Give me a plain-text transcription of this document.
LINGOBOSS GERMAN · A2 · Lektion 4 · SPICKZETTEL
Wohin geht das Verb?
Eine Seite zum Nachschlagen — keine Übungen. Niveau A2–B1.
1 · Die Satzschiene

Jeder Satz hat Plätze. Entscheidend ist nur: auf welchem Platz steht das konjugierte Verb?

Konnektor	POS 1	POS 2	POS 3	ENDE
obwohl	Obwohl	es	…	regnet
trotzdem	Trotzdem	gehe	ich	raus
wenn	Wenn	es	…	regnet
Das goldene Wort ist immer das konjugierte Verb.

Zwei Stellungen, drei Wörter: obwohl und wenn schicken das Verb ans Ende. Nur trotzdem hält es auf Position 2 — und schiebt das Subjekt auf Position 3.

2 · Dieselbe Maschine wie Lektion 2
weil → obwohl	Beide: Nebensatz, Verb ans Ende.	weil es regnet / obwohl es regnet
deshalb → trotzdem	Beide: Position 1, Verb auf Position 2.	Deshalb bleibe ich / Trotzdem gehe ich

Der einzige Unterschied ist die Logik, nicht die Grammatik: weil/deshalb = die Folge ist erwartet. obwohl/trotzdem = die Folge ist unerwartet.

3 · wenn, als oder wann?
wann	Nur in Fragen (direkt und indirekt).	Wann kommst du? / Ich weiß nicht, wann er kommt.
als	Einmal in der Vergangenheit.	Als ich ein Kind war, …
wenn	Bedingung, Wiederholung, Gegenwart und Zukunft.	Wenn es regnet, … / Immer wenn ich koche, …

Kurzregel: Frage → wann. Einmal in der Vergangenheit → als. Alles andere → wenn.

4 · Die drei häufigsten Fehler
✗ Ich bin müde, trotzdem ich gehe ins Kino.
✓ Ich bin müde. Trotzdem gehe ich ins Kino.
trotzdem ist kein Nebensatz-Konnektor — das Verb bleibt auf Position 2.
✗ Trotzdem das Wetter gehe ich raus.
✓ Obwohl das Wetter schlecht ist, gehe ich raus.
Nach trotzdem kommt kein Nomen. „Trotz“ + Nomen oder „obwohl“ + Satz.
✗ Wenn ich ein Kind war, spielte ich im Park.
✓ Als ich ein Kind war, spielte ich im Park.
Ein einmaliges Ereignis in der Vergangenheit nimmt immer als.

———

__Exercise directions__. In the material above, find each line that contains the word "drei", and select it.

__Output for this exercise__.
Zwei Stellungen, drei Wörter: obwohl und wenn schicken das Verb ans Ende. Nur trotzdem hält es auf Position 2 — und schiebt das Subjekt auf Position 3.
4 · Die drei häufigsten Fehler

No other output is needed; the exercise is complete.